====== Data section

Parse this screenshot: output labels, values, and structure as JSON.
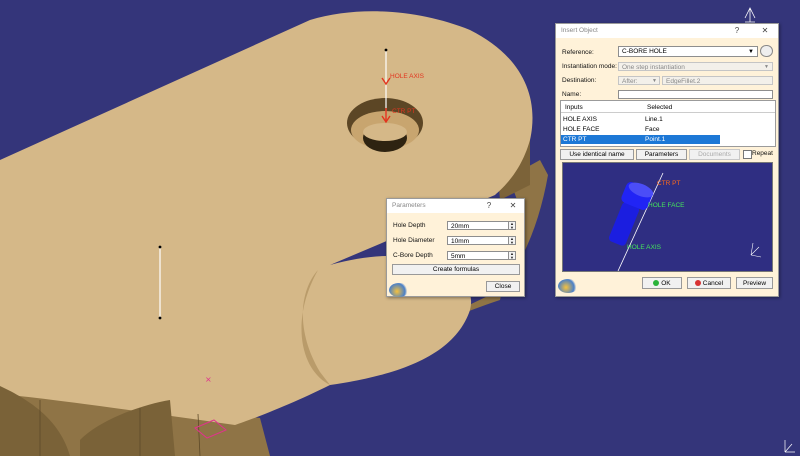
{
  "colors": {
    "background": "#34357a",
    "part_face": "#d5b888",
    "part_side": "#8f7446",
    "dialog_bg": "#fff2d9",
    "selection": "#1d78d6",
    "annotation_red": "#e2341e",
    "annotation_green": "#45e85a",
    "annotation_orange": "#ff6a1a",
    "preview_bg": "#2f2e82",
    "preview_part": "#1b1ee0"
  },
  "viewport": {
    "annotations": {
      "hole_axis": "HOLE AXIS",
      "ctr_pt": "CTR PT"
    }
  },
  "parameters_dialog": {
    "title": "Parameters",
    "help": "?",
    "close_x": "✕",
    "rows": [
      {
        "label": "Hole Depth",
        "value": "20mm"
      },
      {
        "label": "Hole Diameter",
        "value": "10mm"
      },
      {
        "label": "C-Bore Depth",
        "value": "5mm"
      }
    ],
    "create_formulas": "Create formulas",
    "close": "Close"
  },
  "insert_dialog": {
    "title": "Insert Object",
    "help": "?",
    "close_x": "✕",
    "reference_label": "Reference:",
    "reference_value": "C-BORE HOLE",
    "instantiation_label": "Instantiation mode:",
    "instantiation_value": "One step instantiation",
    "destination_label": "Destination:",
    "destination_mode": "After:",
    "destination_value": "EdgeFillet.2",
    "name_label": "Name:",
    "name_value": "",
    "table": {
      "headers": [
        "Inputs",
        "Selected"
      ],
      "rows": [
        {
          "input": "HOLE AXIS",
          "selected": "Line.1"
        },
        {
          "input": "HOLE FACE",
          "selected": "Face"
        },
        {
          "input": "CTR PT",
          "selected": "Point.1"
        }
      ]
    },
    "buttons": {
      "use_identical_name": "Use identical name",
      "parameters": "Parameters",
      "documents": "Documents",
      "repeat": "Repeat"
    },
    "preview_labels": {
      "ctr_pt": "CTR PT",
      "hole_face": "HOLE FACE",
      "hole_axis": "HOLE AXIS"
    },
    "ok": "OK",
    "cancel": "Cancel",
    "preview": "Preview"
  }
}
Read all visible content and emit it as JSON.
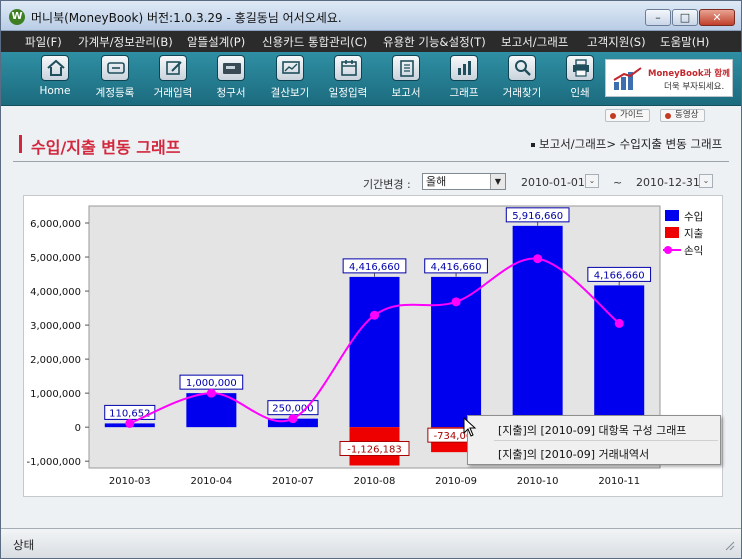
{
  "window": {
    "title": "머니북(MoneyBook) 버전:1.0.3.29 - 홍길동님 어서오세요.",
    "app_icon_letter": "W"
  },
  "menu": [
    "파일(F)",
    "가계부/정보관리(B)",
    "알뜰설계(P)",
    "신용카드 통합관리(C)",
    "유용한 기능&설정(T)",
    "보고서/그래프",
    "고객지원(S)",
    "도움말(H)"
  ],
  "toolbar": {
    "buttons": [
      {
        "label": "Home",
        "icon": "home-icon"
      },
      {
        "label": "계정등록",
        "icon": "account-register-icon"
      },
      {
        "label": "거래입력",
        "icon": "transaction-entry-icon"
      },
      {
        "label": "청구서",
        "icon": "bill-card-icon"
      },
      {
        "label": "결산보기",
        "icon": "settlement-monitor-icon"
      },
      {
        "label": "일정입력",
        "icon": "schedule-calendar-icon"
      },
      {
        "label": "보고서",
        "icon": "report-icon"
      },
      {
        "label": "그래프",
        "icon": "bar-graph-icon"
      },
      {
        "label": "거래찾기",
        "icon": "magnifier-icon"
      },
      {
        "label": "인쇄",
        "icon": "printer-icon"
      }
    ],
    "ad_line1": "MoneyBook과 함께",
    "ad_line2": "더욱 부자되세요."
  },
  "sub_buttons": {
    "guide": "가이드",
    "video": "동영상"
  },
  "page": {
    "title": "수입/지출 변동 그래프",
    "breadcrumb": "보고서/그래프> 수입지출 변동 그래프"
  },
  "filter": {
    "period_label": "기간변경 :",
    "period_value": "올해",
    "start_date": "2010-01-01",
    "end_date": "2010-12-31",
    "tilde": "~"
  },
  "chart_data": {
    "type": "bar",
    "categories": [
      "2010-03",
      "2010-04",
      "2010-07",
      "2010-08",
      "2010-09",
      "2010-10",
      "2010-11"
    ],
    "series": [
      {
        "name": "수입",
        "color": "#0000ee",
        "values": [
          110652,
          1000000,
          250000,
          4416660,
          4416660,
          5916660,
          4166660
        ]
      },
      {
        "name": "지출",
        "color": "#ee0000",
        "values": [
          0,
          0,
          0,
          -1126183,
          -734060,
          -150000,
          -150000
        ]
      },
      {
        "name": "손익",
        "color": "#ff00ff",
        "type": "line",
        "values": [
          110652,
          1000000,
          250000,
          3290477,
          3682600,
          4950000,
          3050000
        ]
      }
    ],
    "income_labels": [
      "110,652",
      "1,000,000",
      "250,000",
      "4,416,660",
      "4,416,660",
      "5,916,660",
      "4,166,660"
    ],
    "expense_labels": [
      "",
      "",
      "",
      "-1,126,183",
      "-734,060",
      "",
      ""
    ],
    "yticks": [
      "6,000,000",
      "5,000,000",
      "4,000,000",
      "3,000,000",
      "2,000,000",
      "1,000,000",
      "0",
      "-1,000,000"
    ],
    "ylim": [
      -1200000,
      6500000
    ],
    "grid": false,
    "legend_placement": "top-right"
  },
  "context_menu": {
    "items": [
      "[지출]의 [2010-09] 대항목 구성 그래프",
      "[지출]의 [2010-09] 거래내역서"
    ]
  },
  "status": {
    "text": "상태"
  }
}
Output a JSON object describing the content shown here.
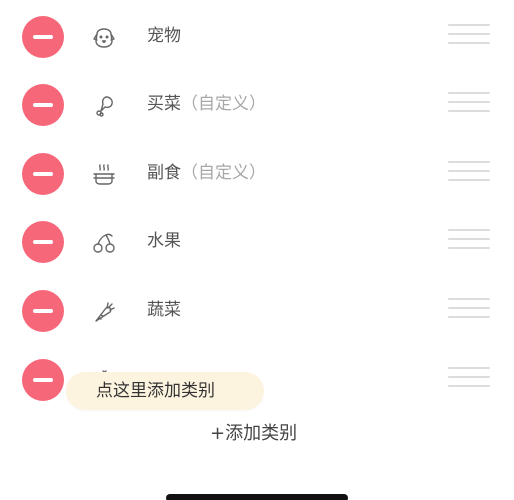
{
  "categories": [
    {
      "label": "宠物",
      "suffix": "",
      "icon": "dog-face-icon"
    },
    {
      "label": "买菜",
      "suffix": "（自定义）",
      "icon": "drumstick-icon"
    },
    {
      "label": "副食",
      "suffix": "（自定义）",
      "icon": "steaming-bowl-icon"
    },
    {
      "label": "水果",
      "suffix": "",
      "icon": "cherries-icon"
    },
    {
      "label": "蔬菜",
      "suffix": "",
      "icon": "carrot-icon"
    },
    {
      "label": "",
      "suffix": "",
      "icon": "partially-hidden-icon"
    }
  ],
  "tooltip": {
    "text": "点这里添加类别"
  },
  "actions": {
    "add_category": "+添加类别"
  },
  "colors": {
    "remove_button": "#f7677a",
    "tooltip_bg": "#fdf4e0",
    "drag_handle": "#dcdcdc",
    "label_text": "#555555",
    "suffix_text": "#a8a8a8"
  }
}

============

- What you are asked to do -
Reproduce each entry precisely, dropping only the pictures.

- Exercise response -
Parse this screenshot: output labels, values, and structure as JSON.
{
  "colors": {
    "background": "#34357a",
    "part_face": "#d5b888",
    "part_side": "#8f7446",
    "dialog_bg": "#fff2d9",
    "selection": "#1d78d6",
    "annotation_red": "#e2341e",
    "annotation_green": "#45e85a",
    "annotation_orange": "#ff6a1a",
    "preview_bg": "#2f2e82",
    "preview_part": "#1b1ee0"
  },
  "viewport": {
    "annotations": {
      "hole_axis": "HOLE AXIS",
      "ctr_pt": "CTR PT"
    }
  },
  "parameters_dialog": {
    "title": "Parameters",
    "help": "?",
    "close_x": "✕",
    "rows": [
      {
        "label": "Hole Depth",
        "value": "20mm"
      },
      {
        "label": "Hole Diameter",
        "value": "10mm"
      },
      {
        "label": "C-Bore Depth",
        "value": "5mm"
      }
    ],
    "create_formulas": "Create formulas",
    "close": "Close"
  },
  "insert_dialog": {
    "title": "Insert Object",
    "help": "?",
    "close_x": "✕",
    "reference_label": "Reference:",
    "reference_value": "C-BORE HOLE",
    "instantiation_label": "Instantiation mode:",
    "instantiation_value": "One step instantiation",
    "destination_label": "Destination:",
    "destination_mode": "After:",
    "destination_value": "EdgeFillet.2",
    "name_label": "Name:",
    "name_value": "",
    "table": {
      "headers": [
        "Inputs",
        "Selected"
      ],
      "rows": [
        {
          "input": "HOLE AXIS",
          "selected": "Line.1"
        },
        {
          "input": "HOLE FACE",
          "selected": "Face"
        },
        {
          "input": "CTR PT",
          "selected": "Point.1"
        }
      ]
    },
    "buttons": {
      "use_identical_name": "Use identical name",
      "parameters": "Parameters",
      "documents": "Documents",
      "repeat": "Repeat"
    },
    "preview_labels": {
      "ctr_pt": "CTR PT",
      "hole_face": "HOLE FACE",
      "hole_axis": "HOLE AXIS"
    },
    "ok": "OK",
    "cancel": "Cancel",
    "preview": "Preview"
  }
}
Read all visible content and emit it as JSON.
{
  "window": {
    "title": "머니북(MoneyBook) 버전:1.0.3.29 - 홍길동님 어서오세요.",
    "app_icon_letter": "W"
  },
  "menu": [
    "파일(F)",
    "가계부/정보관리(B)",
    "알뜰설계(P)",
    "신용카드 통합관리(C)",
    "유용한 기능&설정(T)",
    "보고서/그래프",
    "고객지원(S)",
    "도움말(H)"
  ],
  "toolbar": {
    "buttons": [
      {
        "label": "Home",
        "icon": "home-icon"
      },
      {
        "label": "계정등록",
        "icon": "account-register-icon"
      },
      {
        "label": "거래입력",
        "icon": "transaction-entry-icon"
      },
      {
        "label": "청구서",
        "icon": "bill-card-icon"
      },
      {
        "label": "결산보기",
        "icon": "settlement-monitor-icon"
      },
      {
        "label": "일정입력",
        "icon": "schedule-calendar-icon"
      },
      {
        "label": "보고서",
        "icon": "report-icon"
      },
      {
        "label": "그래프",
        "icon": "bar-graph-icon"
      },
      {
        "label": "거래찾기",
        "icon": "magnifier-icon"
      },
      {
        "label": "인쇄",
        "icon": "printer-icon"
      }
    ],
    "ad_line1": "MoneyBook과 함께",
    "ad_line2": "더욱 부자되세요."
  },
  "sub_buttons": {
    "guide": "가이드",
    "video": "동영상"
  },
  "page": {
    "title": "수입/지출 변동 그래프",
    "breadcrumb": "보고서/그래프> 수입지출 변동 그래프"
  },
  "filter": {
    "period_label": "기간변경 :",
    "period_value": "올해",
    "start_date": "2010-01-01",
    "end_date": "2010-12-31",
    "tilde": "~"
  },
  "chart_data": {
    "type": "bar",
    "categories": [
      "2010-03",
      "2010-04",
      "2010-07",
      "2010-08",
      "2010-09",
      "2010-10",
      "2010-11"
    ],
    "series": [
      {
        "name": "수입",
        "color": "#0000ee",
        "values": [
          110652,
          1000000,
          250000,
          4416660,
          4416660,
          5916660,
          4166660
        ]
      },
      {
        "name": "지출",
        "color": "#ee0000",
        "values": [
          0,
          0,
          0,
          -1126183,
          -734060,
          -150000,
          -150000
        ]
      },
      {
        "name": "손익",
        "color": "#ff00ff",
        "type": "line",
        "values": [
          110652,
          1000000,
          250000,
          3290477,
          3682600,
          4950000,
          3050000
        ]
      }
    ],
    "income_labels": [
      "110,652",
      "1,000,000",
      "250,000",
      "4,416,660",
      "4,416,660",
      "5,916,660",
      "4,166,660"
    ],
    "expense_labels": [
      "",
      "",
      "",
      "-1,126,183",
      "-734,060",
      "",
      ""
    ],
    "yticks": [
      "6,000,000",
      "5,000,000",
      "4,000,000",
      "3,000,000",
      "2,000,000",
      "1,000,000",
      "0",
      "-1,000,000"
    ],
    "ylim": [
      -1200000,
      6500000
    ],
    "grid": false,
    "legend_placement": "top-right"
  },
  "context_menu": {
    "items": [
      "[지출]의 [2010-09] 대항목 구성 그래프",
      "[지출]의 [2010-09] 거래내역서"
    ]
  },
  "status": {
    "text": "상태"
  }
}
Output a JSON object describing the content shown here.
{
  "categories": [
    {
      "label": "宠物",
      "suffix": "",
      "icon": "dog-face-icon"
    },
    {
      "label": "买菜",
      "suffix": "（自定义）",
      "icon": "drumstick-icon"
    },
    {
      "label": "副食",
      "suffix": "（自定义）",
      "icon": "steaming-bowl-icon"
    },
    {
      "label": "水果",
      "suffix": "",
      "icon": "cherries-icon"
    },
    {
      "label": "蔬菜",
      "suffix": "",
      "icon": "carrot-icon"
    },
    {
      "label": "",
      "suffix": "",
      "icon": "partially-hidden-icon"
    }
  ],
  "tooltip": {
    "text": "点这里添加类别"
  },
  "actions": {
    "add_category": "+添加类别"
  },
  "colors": {
    "remove_button": "#f7677a",
    "tooltip_bg": "#fdf4e0",
    "drag_handle": "#dcdcdc",
    "label_text": "#555555",
    "suffix_text": "#a8a8a8"
  }
}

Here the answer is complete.